(Raw records)

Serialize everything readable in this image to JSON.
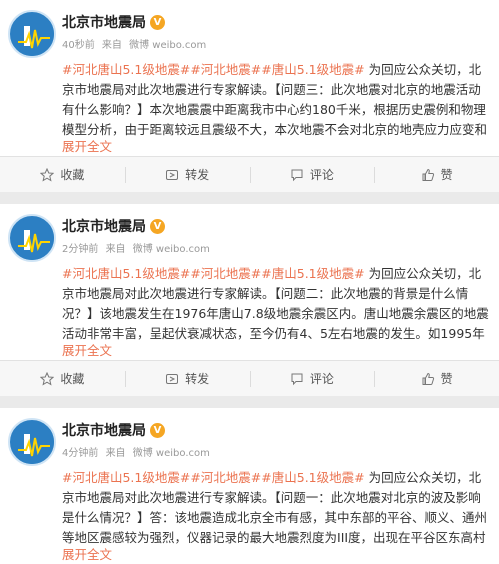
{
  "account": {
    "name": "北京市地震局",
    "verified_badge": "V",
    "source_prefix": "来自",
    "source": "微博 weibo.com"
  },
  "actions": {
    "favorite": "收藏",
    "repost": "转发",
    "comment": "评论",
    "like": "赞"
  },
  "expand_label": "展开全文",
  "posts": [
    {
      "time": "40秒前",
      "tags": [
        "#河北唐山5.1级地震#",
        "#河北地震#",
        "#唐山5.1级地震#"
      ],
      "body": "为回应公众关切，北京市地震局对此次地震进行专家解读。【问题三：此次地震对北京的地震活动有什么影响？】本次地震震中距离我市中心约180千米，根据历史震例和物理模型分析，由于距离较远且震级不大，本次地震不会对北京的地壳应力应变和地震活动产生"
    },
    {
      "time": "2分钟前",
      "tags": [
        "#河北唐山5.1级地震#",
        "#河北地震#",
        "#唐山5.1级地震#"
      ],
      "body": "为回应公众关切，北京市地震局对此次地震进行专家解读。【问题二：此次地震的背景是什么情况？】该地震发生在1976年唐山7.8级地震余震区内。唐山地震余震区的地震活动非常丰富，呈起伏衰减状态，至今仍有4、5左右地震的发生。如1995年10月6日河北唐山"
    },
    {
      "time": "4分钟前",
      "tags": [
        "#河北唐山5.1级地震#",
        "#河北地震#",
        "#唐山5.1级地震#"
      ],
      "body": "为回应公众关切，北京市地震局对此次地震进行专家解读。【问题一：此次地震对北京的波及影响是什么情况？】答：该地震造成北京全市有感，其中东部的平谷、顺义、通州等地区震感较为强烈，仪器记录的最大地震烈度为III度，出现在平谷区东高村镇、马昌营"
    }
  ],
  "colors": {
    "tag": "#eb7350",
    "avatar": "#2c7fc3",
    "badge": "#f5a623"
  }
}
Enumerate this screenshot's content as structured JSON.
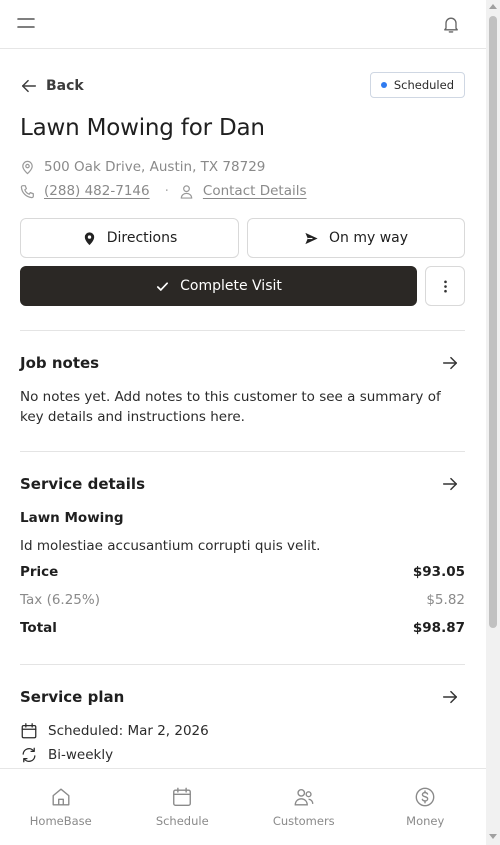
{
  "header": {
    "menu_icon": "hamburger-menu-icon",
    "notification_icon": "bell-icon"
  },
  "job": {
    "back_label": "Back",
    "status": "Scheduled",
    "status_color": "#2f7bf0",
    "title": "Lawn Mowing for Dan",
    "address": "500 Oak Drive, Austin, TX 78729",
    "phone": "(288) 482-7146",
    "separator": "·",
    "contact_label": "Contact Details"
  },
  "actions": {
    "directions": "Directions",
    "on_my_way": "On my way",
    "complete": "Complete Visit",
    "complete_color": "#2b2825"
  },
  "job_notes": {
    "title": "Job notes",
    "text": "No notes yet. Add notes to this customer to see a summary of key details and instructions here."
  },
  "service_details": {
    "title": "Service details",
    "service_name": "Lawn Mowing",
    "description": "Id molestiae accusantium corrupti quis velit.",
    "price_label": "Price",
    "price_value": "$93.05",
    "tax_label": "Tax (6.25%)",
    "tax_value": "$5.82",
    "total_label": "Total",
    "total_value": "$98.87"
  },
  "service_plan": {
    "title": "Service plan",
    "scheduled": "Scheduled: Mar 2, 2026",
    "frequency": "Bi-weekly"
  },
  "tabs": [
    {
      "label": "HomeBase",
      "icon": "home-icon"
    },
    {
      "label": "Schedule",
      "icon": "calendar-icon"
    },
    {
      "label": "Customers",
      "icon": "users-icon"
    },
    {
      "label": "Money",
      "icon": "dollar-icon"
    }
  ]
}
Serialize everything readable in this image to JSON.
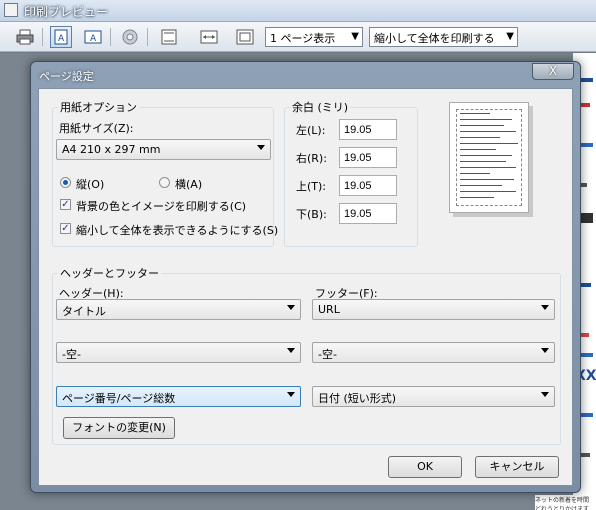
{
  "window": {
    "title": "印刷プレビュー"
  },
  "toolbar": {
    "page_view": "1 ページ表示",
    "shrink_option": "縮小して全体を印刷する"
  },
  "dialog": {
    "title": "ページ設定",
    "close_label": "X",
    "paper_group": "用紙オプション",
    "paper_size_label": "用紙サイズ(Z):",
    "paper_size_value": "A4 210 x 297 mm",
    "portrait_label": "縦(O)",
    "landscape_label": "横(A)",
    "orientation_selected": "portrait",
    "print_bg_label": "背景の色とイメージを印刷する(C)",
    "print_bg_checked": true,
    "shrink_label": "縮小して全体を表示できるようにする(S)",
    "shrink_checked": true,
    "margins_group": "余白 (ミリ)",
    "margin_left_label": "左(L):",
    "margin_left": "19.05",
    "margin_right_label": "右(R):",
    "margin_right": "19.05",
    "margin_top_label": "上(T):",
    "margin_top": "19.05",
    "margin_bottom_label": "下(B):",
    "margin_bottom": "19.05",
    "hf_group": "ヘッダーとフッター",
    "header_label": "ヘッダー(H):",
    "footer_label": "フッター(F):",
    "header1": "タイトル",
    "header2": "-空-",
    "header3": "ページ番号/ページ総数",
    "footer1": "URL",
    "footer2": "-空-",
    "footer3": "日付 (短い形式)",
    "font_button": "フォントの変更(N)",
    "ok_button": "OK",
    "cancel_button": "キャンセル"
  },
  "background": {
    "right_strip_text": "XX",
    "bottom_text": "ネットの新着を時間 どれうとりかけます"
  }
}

> Direction:
Extract all the entries word for word; omit any pictures.

> Answer to the exercise:
Serialize everything readable in this image to JSON.
{
  "account": {
    "name": "北京市地震局",
    "verified_badge": "V",
    "source_prefix": "来自",
    "source": "微博 weibo.com"
  },
  "actions": {
    "favorite": "收藏",
    "repost": "转发",
    "comment": "评论",
    "like": "赞"
  },
  "expand_label": "展开全文",
  "posts": [
    {
      "time": "40秒前",
      "tags": [
        "#河北唐山5.1级地震#",
        "#河北地震#",
        "#唐山5.1级地震#"
      ],
      "body": "为回应公众关切，北京市地震局对此次地震进行专家解读。【问题三：此次地震对北京的地震活动有什么影响？】本次地震震中距离我市中心约180千米，根据历史震例和物理模型分析，由于距离较远且震级不大，本次地震不会对北京的地壳应力应变和地震活动产生"
    },
    {
      "time": "2分钟前",
      "tags": [
        "#河北唐山5.1级地震#",
        "#河北地震#",
        "#唐山5.1级地震#"
      ],
      "body": "为回应公众关切，北京市地震局对此次地震进行专家解读。【问题二：此次地震的背景是什么情况？】该地震发生在1976年唐山7.8级地震余震区内。唐山地震余震区的地震活动非常丰富，呈起伏衰减状态，至今仍有4、5左右地震的发生。如1995年10月6日河北唐山"
    },
    {
      "time": "4分钟前",
      "tags": [
        "#河北唐山5.1级地震#",
        "#河北地震#",
        "#唐山5.1级地震#"
      ],
      "body": "为回应公众关切，北京市地震局对此次地震进行专家解读。【问题一：此次地震对北京的波及影响是什么情况？】答：该地震造成北京全市有感，其中东部的平谷、顺义、通州等地区震感较为强烈，仪器记录的最大地震烈度为III度，出现在平谷区东高村镇、马昌营"
    }
  ],
  "colors": {
    "tag": "#eb7350",
    "avatar": "#2c7fc3",
    "badge": "#f5a623"
  }
}
Enumerate this screenshot's content as structured JSON.
{
  "header": {
    "menu_icon": "hamburger-menu-icon",
    "notification_icon": "bell-icon"
  },
  "job": {
    "back_label": "Back",
    "status": "Scheduled",
    "status_color": "#2f7bf0",
    "title": "Lawn Mowing for Dan",
    "address": "500 Oak Drive, Austin, TX 78729",
    "phone": "(288) 482-7146",
    "separator": "·",
    "contact_label": "Contact Details"
  },
  "actions": {
    "directions": "Directions",
    "on_my_way": "On my way",
    "complete": "Complete Visit",
    "complete_color": "#2b2825"
  },
  "job_notes": {
    "title": "Job notes",
    "text": "No notes yet. Add notes to this customer to see a summary of key details and instructions here."
  },
  "service_details": {
    "title": "Service details",
    "service_name": "Lawn Mowing",
    "description": "Id molestiae accusantium corrupti quis velit.",
    "price_label": "Price",
    "price_value": "$93.05",
    "tax_label": "Tax (6.25%)",
    "tax_value": "$5.82",
    "total_label": "Total",
    "total_value": "$98.87"
  },
  "service_plan": {
    "title": "Service plan",
    "scheduled": "Scheduled: Mar 2, 2026",
    "frequency": "Bi-weekly"
  },
  "tabs": [
    {
      "label": "HomeBase",
      "icon": "home-icon"
    },
    {
      "label": "Schedule",
      "icon": "calendar-icon"
    },
    {
      "label": "Customers",
      "icon": "users-icon"
    },
    {
      "label": "Money",
      "icon": "dollar-icon"
    }
  ]
}
Serialize everything readable in this image to JSON.
{
  "window": {
    "title": "印刷プレビュー"
  },
  "toolbar": {
    "page_view": "1 ページ表示",
    "shrink_option": "縮小して全体を印刷する"
  },
  "dialog": {
    "title": "ページ設定",
    "close_label": "X",
    "paper_group": "用紙オプション",
    "paper_size_label": "用紙サイズ(Z):",
    "paper_size_value": "A4 210 x 297 mm",
    "portrait_label": "縦(O)",
    "landscape_label": "横(A)",
    "orientation_selected": "portrait",
    "print_bg_label": "背景の色とイメージを印刷する(C)",
    "print_bg_checked": true,
    "shrink_label": "縮小して全体を表示できるようにする(S)",
    "shrink_checked": true,
    "margins_group": "余白 (ミリ)",
    "margin_left_label": "左(L):",
    "margin_left": "19.05",
    "margin_right_label": "右(R):",
    "margin_right": "19.05",
    "margin_top_label": "上(T):",
    "margin_top": "19.05",
    "margin_bottom_label": "下(B):",
    "margin_bottom": "19.05",
    "hf_group": "ヘッダーとフッター",
    "header_label": "ヘッダー(H):",
    "footer_label": "フッター(F):",
    "header1": "タイトル",
    "header2": "-空-",
    "header3": "ページ番号/ページ総数",
    "footer1": "URL",
    "footer2": "-空-",
    "footer3": "日付 (短い形式)",
    "font_button": "フォントの変更(N)",
    "ok_button": "OK",
    "cancel_button": "キャンセル"
  },
  "background": {
    "right_strip_text": "XX",
    "bottom_text": "ネットの新着を時間 どれうとりかけます"
  }
}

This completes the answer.